Keep only the lines of the listing that include the word "JSON", and copy them.

(Data entries)
========================
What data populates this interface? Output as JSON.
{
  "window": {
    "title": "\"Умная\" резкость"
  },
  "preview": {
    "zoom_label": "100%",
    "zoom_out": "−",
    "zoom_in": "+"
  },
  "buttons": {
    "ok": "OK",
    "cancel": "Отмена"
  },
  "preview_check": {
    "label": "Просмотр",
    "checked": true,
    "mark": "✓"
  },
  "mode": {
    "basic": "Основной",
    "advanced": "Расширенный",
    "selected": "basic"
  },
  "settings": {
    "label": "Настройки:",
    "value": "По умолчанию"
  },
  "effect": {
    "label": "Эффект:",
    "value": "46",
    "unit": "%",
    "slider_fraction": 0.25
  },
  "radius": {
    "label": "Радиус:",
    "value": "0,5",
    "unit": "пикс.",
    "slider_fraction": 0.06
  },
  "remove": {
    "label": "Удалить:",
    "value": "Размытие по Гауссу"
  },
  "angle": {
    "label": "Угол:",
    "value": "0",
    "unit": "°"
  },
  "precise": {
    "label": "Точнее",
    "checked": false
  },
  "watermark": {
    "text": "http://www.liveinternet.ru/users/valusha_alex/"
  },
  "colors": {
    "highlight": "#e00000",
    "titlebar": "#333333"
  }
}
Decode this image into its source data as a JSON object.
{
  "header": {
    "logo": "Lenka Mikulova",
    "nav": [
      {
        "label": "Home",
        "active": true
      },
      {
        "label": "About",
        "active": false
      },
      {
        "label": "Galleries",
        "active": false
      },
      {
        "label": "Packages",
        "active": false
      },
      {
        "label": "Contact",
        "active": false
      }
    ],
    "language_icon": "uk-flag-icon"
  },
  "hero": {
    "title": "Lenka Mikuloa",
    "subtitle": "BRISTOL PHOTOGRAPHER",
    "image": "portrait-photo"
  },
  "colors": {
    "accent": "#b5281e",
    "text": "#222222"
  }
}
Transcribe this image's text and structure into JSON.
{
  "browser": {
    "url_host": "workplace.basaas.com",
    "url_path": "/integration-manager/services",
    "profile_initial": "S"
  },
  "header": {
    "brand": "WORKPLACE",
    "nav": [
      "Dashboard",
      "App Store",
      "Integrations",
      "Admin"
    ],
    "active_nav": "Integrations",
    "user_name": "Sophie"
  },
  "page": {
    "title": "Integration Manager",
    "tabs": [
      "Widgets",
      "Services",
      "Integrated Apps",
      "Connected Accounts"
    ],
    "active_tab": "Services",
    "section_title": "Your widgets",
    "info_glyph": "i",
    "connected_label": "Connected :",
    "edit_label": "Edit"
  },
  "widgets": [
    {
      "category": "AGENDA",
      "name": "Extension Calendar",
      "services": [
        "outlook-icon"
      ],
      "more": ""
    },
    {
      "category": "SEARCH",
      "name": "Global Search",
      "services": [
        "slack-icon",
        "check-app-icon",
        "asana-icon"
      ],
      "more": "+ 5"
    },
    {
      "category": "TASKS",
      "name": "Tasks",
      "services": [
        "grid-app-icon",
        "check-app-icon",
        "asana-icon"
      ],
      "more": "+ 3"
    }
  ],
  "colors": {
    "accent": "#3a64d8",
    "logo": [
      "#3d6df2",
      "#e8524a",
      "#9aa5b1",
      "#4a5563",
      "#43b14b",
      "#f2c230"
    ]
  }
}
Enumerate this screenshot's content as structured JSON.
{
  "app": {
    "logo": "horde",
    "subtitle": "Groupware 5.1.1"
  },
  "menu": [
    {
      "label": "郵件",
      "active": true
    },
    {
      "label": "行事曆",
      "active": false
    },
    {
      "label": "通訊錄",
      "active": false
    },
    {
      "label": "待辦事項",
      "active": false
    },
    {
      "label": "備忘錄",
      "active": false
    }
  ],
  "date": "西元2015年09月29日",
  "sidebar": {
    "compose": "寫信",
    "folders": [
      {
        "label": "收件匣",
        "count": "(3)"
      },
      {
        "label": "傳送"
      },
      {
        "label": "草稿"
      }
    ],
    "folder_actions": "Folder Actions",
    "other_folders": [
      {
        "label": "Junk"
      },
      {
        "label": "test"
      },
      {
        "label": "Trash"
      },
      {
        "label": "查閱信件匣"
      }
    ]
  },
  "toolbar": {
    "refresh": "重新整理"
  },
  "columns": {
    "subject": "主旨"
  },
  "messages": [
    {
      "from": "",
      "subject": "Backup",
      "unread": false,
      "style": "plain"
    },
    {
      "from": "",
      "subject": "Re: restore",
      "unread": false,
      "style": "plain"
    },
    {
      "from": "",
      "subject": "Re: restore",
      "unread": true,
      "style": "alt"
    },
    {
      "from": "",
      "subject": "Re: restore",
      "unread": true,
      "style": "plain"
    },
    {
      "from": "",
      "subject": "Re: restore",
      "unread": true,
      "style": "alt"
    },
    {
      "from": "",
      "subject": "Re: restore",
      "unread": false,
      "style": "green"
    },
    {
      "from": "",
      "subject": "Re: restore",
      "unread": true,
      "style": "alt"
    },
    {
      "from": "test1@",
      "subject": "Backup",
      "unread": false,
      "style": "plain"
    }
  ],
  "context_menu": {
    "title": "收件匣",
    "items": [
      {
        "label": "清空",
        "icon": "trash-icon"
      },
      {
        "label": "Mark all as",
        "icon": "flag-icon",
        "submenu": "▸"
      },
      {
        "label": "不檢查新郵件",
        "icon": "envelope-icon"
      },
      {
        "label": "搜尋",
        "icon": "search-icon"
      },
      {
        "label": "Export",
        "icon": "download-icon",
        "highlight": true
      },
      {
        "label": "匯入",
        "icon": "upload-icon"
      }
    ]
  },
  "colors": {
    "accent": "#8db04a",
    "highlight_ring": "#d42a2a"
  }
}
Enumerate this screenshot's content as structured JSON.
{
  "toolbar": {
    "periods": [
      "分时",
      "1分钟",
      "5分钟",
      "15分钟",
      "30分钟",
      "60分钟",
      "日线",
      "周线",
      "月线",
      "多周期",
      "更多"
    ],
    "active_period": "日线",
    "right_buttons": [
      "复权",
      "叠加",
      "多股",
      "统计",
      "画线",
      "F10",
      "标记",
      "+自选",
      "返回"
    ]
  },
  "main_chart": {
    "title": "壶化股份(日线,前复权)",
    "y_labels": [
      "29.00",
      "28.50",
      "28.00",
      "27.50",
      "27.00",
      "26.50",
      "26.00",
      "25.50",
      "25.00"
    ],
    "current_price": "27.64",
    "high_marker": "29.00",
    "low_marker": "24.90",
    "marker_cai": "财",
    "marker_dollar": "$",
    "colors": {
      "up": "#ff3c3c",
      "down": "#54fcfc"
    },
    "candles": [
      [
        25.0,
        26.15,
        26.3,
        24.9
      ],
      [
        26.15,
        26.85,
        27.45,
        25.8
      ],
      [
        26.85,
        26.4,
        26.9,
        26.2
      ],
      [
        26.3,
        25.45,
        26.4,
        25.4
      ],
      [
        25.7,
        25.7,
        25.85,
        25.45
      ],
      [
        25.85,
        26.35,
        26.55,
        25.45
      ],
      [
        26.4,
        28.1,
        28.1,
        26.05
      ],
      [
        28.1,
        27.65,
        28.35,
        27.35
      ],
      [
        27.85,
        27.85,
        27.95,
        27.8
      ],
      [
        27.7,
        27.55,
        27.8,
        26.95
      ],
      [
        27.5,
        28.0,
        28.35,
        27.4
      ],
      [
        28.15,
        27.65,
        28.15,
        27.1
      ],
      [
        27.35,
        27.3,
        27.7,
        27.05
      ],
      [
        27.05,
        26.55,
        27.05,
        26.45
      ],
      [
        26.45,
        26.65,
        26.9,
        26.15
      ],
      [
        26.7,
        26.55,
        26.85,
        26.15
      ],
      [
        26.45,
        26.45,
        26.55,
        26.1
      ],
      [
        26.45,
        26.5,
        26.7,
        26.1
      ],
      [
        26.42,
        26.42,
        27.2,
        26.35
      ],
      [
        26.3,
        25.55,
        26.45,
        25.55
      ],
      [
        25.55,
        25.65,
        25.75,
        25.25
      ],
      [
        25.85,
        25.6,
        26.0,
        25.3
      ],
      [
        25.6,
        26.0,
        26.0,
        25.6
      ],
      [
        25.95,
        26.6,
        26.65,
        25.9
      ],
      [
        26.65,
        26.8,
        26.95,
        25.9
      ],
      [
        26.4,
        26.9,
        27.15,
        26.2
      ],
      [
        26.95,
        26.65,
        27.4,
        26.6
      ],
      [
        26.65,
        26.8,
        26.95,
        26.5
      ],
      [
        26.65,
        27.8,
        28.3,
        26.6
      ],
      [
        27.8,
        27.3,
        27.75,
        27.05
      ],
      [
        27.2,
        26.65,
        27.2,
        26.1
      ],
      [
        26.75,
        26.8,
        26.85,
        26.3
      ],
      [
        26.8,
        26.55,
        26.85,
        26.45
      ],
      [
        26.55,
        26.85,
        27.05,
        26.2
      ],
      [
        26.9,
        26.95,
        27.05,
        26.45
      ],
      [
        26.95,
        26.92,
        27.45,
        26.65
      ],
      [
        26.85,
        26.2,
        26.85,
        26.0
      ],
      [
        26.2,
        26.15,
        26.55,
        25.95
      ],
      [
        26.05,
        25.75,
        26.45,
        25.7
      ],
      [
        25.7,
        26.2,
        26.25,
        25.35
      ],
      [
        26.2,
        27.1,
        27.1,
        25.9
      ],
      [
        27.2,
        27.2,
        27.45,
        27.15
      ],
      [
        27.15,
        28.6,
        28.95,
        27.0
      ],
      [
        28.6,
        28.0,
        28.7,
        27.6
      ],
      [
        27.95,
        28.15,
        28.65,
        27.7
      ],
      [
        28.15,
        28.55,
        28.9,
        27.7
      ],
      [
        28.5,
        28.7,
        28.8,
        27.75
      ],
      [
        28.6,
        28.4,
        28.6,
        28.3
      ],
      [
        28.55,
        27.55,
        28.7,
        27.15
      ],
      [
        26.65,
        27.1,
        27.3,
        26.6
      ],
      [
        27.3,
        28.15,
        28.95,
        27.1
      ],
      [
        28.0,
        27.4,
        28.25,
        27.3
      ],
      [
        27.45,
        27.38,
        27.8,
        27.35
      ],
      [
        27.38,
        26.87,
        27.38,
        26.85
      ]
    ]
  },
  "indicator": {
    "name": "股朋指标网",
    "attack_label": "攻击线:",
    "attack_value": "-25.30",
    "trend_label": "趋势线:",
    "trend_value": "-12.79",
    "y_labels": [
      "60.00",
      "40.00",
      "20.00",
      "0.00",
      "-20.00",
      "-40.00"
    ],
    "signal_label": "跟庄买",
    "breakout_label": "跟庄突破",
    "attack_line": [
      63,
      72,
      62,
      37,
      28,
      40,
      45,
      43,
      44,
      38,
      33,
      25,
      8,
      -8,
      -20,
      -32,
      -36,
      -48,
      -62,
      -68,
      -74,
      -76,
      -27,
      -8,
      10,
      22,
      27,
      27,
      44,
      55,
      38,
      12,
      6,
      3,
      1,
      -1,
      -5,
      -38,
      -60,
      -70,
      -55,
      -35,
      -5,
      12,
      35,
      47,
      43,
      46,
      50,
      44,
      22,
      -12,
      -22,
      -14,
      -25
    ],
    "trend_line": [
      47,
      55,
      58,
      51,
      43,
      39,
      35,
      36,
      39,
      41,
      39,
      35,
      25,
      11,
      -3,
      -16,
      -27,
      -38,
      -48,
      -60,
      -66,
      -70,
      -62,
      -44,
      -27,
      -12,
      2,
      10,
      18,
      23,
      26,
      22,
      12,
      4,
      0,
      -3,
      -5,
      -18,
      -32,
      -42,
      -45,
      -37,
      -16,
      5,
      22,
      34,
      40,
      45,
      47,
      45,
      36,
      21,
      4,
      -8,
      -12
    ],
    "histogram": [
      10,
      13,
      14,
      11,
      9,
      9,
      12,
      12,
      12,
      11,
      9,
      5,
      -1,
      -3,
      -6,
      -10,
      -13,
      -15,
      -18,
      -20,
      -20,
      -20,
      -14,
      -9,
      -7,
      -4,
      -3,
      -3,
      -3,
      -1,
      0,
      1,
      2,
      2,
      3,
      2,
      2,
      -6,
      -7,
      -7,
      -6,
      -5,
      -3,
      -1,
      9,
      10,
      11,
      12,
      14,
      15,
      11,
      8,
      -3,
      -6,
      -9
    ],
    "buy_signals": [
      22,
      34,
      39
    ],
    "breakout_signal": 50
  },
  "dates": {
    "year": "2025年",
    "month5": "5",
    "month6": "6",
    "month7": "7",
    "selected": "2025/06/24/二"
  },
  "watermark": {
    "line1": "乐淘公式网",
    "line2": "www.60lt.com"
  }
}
========================
- [RESULT FOR THIS EXERCISE]
What data populates this interface? Output as JSON.
Decode this image into its source data as a JSON object.
Transcribe this image's text and structure into JSON.
Enumerate this screenshot's content as structured JSON.
Enumerate this screenshot's content as structured JSON.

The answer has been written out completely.